--- What the task asks ---
Write out every line of the material exactly as it appears.

Extracted data entries:

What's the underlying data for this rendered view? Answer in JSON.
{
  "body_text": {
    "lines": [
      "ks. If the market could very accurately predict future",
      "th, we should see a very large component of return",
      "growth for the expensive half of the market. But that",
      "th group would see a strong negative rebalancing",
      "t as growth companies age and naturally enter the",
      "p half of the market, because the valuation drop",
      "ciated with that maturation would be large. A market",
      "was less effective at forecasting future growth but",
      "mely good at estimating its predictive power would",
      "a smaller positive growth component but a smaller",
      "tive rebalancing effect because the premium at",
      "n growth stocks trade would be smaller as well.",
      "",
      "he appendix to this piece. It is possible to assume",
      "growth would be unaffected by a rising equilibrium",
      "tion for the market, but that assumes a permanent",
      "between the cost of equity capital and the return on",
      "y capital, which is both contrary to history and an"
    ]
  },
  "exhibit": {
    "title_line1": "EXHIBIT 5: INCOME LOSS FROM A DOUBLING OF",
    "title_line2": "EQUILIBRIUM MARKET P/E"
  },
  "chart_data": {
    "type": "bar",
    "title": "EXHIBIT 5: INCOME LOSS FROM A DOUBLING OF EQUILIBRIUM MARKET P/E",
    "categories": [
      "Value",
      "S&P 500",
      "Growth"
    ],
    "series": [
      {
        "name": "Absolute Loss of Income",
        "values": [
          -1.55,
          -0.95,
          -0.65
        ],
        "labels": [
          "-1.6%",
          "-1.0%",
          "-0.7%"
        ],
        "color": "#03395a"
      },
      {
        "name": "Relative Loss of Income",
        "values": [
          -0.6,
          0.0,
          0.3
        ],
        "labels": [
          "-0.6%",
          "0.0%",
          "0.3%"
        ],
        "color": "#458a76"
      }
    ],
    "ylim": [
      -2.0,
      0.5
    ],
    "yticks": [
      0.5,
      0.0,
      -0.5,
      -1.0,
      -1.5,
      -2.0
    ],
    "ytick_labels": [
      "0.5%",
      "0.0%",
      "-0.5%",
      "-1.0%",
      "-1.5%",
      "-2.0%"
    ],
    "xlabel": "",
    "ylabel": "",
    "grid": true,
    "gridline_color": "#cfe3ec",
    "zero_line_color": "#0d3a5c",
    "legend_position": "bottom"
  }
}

--- Right answer ---
What's the underlying data for this rendered view? Answer in JSON.
{
  "body_text": {
    "lines": [
      "ks. If the market could very accurately predict future",
      "th, we should see a very large component of return",
      "growth for the expensive half of the market. But that",
      "th group would see a strong negative rebalancing",
      "t as growth companies age and naturally enter the",
      "p half of the market, because the valuation drop",
      "ciated with that maturation would be large. A market",
      "was less effective at forecasting future growth but",
      "mely good at estimating its predictive power would",
      "a smaller positive growth component but a smaller",
      "tive rebalancing effect because the premium at",
      "n growth stocks trade would be smaller as well.",
      "",
      "he appendix to this piece. It is possible to assume",
      "growth would be unaffected by a rising equilibrium",
      "tion for the market, but that assumes a permanent",
      "between the cost of equity capital and the return on",
      "y capital, which is both contrary to history and an"
    ]
  },
  "exhibit": {
    "title_line1": "EXHIBIT 5: INCOME LOSS FROM A DOUBLING OF",
    "title_line2": "EQUILIBRIUM MARKET P/E"
  },
  "chart_data": {
    "type": "bar",
    "title": "EXHIBIT 5: INCOME LOSS FROM A DOUBLING OF EQUILIBRIUM MARKET P/E",
    "categories": [
      "Value",
      "S&P 500",
      "Growth"
    ],
    "series": [
      {
        "name": "Absolute Loss of Income",
        "values": [
          -1.55,
          -0.95,
          -0.65
        ],
        "labels": [
          "-1.6%",
          "-1.0%",
          "-0.7%"
        ],
        "color": "#03395a"
      },
      {
        "name": "Relative Loss of Income",
        "values": [
          -0.6,
          0.0,
          0.3
        ],
        "labels": [
          "-0.6%",
          "0.0%",
          "0.3%"
        ],
        "color": "#458a76"
      }
    ],
    "ylim": [
      -2.0,
      0.5
    ],
    "yticks": [
      0.5,
      0.0,
      -0.5,
      -1.0,
      -1.5,
      -2.0
    ],
    "ytick_labels": [
      "0.5%",
      "0.0%",
      "-0.5%",
      "-1.0%",
      "-1.5%",
      "-2.0%"
    ],
    "xlabel": "",
    "ylabel": "",
    "grid": true,
    "gridline_color": "#cfe3ec",
    "zero_line_color": "#0d3a5c",
    "legend_position": "bottom"
  }
}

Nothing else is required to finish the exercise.